Set task:
Compute how many lines in the entries below contain "Costa", and output nothing but the number.

Entries provided:
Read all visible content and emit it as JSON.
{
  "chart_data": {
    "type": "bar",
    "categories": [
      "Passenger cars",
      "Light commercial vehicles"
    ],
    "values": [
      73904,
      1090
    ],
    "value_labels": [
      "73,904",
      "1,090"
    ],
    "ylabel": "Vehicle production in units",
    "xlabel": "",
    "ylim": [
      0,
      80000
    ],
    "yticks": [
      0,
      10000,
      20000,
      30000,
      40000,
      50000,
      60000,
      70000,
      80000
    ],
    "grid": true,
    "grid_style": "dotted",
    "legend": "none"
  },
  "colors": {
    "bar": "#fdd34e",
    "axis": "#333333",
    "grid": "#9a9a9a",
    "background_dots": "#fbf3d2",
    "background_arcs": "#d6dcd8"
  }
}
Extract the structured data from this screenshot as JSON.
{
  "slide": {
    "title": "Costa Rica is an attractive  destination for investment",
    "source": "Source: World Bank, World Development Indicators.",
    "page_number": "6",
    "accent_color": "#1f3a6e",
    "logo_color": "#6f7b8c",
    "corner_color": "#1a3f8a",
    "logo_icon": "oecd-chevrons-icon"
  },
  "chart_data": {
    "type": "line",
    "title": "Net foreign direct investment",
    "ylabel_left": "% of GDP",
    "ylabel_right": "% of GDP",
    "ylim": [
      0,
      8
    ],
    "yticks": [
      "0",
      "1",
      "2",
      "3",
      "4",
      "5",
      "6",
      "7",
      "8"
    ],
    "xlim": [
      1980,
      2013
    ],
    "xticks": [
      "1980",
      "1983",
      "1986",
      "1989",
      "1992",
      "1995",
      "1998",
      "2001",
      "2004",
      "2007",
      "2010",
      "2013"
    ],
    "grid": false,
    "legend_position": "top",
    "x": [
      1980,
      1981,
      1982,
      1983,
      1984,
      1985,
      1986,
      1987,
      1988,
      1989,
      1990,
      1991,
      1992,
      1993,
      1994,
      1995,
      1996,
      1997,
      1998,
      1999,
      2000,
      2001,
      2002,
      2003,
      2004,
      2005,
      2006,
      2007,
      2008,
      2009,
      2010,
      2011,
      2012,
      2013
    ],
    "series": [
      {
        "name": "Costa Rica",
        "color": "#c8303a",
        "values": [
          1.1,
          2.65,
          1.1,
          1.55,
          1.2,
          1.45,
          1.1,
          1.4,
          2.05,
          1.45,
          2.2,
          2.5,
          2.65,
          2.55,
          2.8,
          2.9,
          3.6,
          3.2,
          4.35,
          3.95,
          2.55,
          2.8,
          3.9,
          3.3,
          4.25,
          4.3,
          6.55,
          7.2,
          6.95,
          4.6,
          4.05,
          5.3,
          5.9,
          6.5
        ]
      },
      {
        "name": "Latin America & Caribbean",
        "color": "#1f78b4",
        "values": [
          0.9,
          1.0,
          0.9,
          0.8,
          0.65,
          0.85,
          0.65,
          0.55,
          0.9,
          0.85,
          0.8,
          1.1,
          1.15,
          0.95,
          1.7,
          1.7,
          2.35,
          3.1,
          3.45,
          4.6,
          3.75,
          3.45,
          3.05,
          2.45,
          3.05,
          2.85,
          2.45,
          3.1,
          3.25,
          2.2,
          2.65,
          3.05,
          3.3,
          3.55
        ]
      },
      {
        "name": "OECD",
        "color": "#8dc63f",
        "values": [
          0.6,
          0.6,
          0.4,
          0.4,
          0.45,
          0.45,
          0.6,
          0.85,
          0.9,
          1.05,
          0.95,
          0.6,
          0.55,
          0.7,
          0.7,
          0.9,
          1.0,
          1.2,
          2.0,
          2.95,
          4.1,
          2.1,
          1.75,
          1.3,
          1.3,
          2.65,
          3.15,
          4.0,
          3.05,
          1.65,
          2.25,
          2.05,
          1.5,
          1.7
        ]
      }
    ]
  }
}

Task solution:
2